## Instructions to follow
Only the number is wanted: how many lines contain the string "heading"?

## Raw records

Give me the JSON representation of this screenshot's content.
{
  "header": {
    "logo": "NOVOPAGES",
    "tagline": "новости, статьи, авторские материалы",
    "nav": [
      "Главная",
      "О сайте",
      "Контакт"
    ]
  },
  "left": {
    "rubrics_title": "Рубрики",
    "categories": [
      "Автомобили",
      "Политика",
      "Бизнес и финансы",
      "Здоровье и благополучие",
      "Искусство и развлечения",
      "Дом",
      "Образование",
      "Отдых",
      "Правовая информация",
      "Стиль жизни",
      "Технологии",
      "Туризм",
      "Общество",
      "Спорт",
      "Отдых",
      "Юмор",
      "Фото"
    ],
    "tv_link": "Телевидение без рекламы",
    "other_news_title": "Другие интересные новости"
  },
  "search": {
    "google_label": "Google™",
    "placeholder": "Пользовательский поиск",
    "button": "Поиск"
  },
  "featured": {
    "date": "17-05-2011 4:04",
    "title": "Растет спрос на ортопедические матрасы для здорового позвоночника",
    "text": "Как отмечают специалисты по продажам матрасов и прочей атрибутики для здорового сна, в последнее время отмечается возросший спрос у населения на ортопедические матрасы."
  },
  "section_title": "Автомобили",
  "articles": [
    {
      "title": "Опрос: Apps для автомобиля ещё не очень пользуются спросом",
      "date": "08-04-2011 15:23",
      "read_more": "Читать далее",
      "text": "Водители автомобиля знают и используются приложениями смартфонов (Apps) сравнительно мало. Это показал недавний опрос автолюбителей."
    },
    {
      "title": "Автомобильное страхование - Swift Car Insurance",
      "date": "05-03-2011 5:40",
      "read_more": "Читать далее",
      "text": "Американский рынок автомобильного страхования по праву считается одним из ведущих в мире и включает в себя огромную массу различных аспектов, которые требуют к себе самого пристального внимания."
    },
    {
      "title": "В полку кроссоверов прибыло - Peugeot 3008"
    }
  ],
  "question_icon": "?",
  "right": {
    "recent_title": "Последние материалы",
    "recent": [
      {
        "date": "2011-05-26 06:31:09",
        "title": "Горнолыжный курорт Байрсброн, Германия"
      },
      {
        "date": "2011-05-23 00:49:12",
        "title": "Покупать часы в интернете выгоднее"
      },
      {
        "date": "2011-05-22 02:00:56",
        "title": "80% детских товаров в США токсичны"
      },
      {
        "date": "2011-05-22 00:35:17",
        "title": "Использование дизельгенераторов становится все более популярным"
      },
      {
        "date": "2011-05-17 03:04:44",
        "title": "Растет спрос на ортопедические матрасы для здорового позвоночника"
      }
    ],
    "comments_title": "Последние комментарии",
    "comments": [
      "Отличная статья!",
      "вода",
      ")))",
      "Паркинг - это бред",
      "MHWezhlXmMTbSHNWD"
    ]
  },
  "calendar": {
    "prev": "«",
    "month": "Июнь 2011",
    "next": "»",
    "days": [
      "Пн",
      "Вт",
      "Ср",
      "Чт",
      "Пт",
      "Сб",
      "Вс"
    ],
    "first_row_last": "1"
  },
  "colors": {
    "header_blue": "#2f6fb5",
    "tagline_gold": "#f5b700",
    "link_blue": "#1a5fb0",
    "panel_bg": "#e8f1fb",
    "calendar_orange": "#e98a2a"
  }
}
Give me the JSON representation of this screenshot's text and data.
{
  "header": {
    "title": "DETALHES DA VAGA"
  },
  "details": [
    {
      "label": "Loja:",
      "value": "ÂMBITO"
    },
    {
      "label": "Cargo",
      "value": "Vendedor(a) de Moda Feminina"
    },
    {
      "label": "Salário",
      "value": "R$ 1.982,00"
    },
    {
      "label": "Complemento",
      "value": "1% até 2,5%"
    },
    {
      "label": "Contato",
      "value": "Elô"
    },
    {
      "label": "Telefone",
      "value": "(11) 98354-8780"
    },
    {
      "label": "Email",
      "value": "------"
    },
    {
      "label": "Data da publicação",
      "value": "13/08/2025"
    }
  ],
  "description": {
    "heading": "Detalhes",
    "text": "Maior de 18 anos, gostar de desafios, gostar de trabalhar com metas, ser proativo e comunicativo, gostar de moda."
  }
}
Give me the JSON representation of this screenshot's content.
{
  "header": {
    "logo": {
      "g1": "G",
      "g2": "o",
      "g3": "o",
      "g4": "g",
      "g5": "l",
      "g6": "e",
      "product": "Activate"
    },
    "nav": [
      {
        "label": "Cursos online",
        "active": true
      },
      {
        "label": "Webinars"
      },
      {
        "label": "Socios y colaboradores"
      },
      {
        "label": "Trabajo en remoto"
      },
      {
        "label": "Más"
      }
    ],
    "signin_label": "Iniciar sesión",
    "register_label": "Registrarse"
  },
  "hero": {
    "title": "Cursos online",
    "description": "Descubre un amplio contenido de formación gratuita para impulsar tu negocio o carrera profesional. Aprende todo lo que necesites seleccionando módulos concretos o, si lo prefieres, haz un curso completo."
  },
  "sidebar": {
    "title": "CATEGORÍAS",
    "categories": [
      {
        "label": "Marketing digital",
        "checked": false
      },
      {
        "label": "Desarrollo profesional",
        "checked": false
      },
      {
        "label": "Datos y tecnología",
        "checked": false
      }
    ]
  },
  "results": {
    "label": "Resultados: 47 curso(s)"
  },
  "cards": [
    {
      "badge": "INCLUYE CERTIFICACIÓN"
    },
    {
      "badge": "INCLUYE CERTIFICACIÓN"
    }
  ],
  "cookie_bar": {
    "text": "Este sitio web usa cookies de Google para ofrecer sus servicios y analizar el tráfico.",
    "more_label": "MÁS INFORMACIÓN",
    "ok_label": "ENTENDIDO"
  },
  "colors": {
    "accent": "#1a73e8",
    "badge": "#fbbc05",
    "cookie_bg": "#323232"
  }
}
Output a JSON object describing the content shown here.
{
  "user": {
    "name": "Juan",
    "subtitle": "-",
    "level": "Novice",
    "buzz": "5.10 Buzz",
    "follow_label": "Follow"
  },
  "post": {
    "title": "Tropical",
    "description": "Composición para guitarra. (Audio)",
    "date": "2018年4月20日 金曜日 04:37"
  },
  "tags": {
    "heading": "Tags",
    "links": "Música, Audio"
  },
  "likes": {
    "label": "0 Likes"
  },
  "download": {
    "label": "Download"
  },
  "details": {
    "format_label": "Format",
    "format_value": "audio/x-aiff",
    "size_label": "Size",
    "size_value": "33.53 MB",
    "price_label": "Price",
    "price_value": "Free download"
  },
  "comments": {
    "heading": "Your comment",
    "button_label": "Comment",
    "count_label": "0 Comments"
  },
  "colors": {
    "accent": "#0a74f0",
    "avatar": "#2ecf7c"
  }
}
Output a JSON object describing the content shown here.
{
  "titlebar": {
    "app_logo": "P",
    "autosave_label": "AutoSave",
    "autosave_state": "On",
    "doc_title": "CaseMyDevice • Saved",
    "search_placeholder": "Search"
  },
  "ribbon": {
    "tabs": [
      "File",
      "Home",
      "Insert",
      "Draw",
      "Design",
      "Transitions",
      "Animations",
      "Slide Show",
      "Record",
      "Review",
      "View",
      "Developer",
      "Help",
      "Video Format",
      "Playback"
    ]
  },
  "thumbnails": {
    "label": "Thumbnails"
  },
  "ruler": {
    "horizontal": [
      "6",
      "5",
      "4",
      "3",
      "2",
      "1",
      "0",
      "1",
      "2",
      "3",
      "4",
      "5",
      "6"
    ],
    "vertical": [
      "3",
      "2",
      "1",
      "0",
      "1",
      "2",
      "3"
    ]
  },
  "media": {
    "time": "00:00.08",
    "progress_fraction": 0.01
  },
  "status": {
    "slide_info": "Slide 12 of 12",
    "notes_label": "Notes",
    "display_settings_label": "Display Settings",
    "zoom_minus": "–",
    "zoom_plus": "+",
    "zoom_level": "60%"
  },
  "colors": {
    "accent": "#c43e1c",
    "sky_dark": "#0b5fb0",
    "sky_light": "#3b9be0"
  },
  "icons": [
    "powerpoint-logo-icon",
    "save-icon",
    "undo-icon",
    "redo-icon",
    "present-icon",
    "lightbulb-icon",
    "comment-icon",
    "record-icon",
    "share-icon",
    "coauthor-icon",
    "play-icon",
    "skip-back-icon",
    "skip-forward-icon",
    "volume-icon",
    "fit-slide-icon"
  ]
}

## The completed task
3